[start Material supplied]

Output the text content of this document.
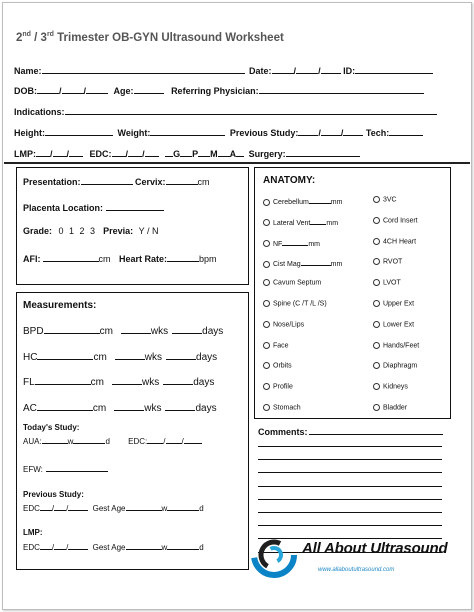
2nd / 3rd Trimester OB-GYN Ultrasound Worksheet
Name:	Date: / /	ID:
DOB: / /	Age:	Referring Physician:
Indications:
Height:	Weight:	Previous Study: / /	Tech:
LMP: / / EDC: / /	G P M A Surgery:
Presentation:	Cervix:	cm
Placenta Location:
Grade: 0 1 2 3 Previa: Y / N
AFI:	cm Heart Rate:	bpm
ANATOMY:
Cerebellum	mm
Lateral Vent mm
NF	mm
Cist Mag	mm
Cavum Septum
Spine (C /T /L /S)
Nose/Lips
Face
Orbits
Profile
Stomach
3VC
Cord Insert
4CH Heart
RVOT
LVOT
Upper Ext
Lower Ext
Hands/Feet
Diaphragm
Kidneys
Bladder
Measurements:
BPD	cm	wks	days
HC	cm	wks	days
FL	cm	wks	days
AC	cm	wks	days
Today's Study:
AUA:	w	d EDC: / /
EFW:
Previous Study:
EDC / /	Gest Age	w	d
LMP:
EDC / /	Gest Age	w	d
Comments:
All About Ultrasound
www.allaboutultrasound.com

[end Material supplied]

▶ [Prompt] Repeat the listing verbatim. Skip the pictures.

▶ [Solution to this task]
Output the text content of this document.
2nd / 3rd Trimester OB-GYN Ultrasound Worksheet
Name:	Date: / /	ID:
DOB: / /	Age:	Referring Physician:
Indications:
Height:	Weight:	Previous Study: / /	Tech:
LMP: / / EDC: / /	G P M A Surgery:
Presentation:	Cervix:	cm
Placenta Location:
Grade: 0 1 2 3 Previa: Y / N
AFI:	cm Heart Rate:	bpm
ANATOMY:
Cerebellum	mm
Lateral Vent mm
NF	mm
Cist Mag	mm
Cavum Septum
Spine (C /T /L /S)
Nose/Lips
Face
Orbits
Profile
Stomach
3VC
Cord Insert
4CH Heart
RVOT
LVOT
Upper Ext
Lower Ext
Hands/Feet
Diaphragm
Kidneys
Bladder
Measurements:
BPD	cm	wks	days
HC	cm	wks	days
FL	cm	wks	days
AC	cm	wks	days
Today's Study:
AUA:	w	d EDC: / /
EFW:
Previous Study:
EDC / /	Gest Age	w	d
LMP:
EDC / /	Gest Age	w	d
Comments:
All About Ultrasound
www.allaboutultrasound.com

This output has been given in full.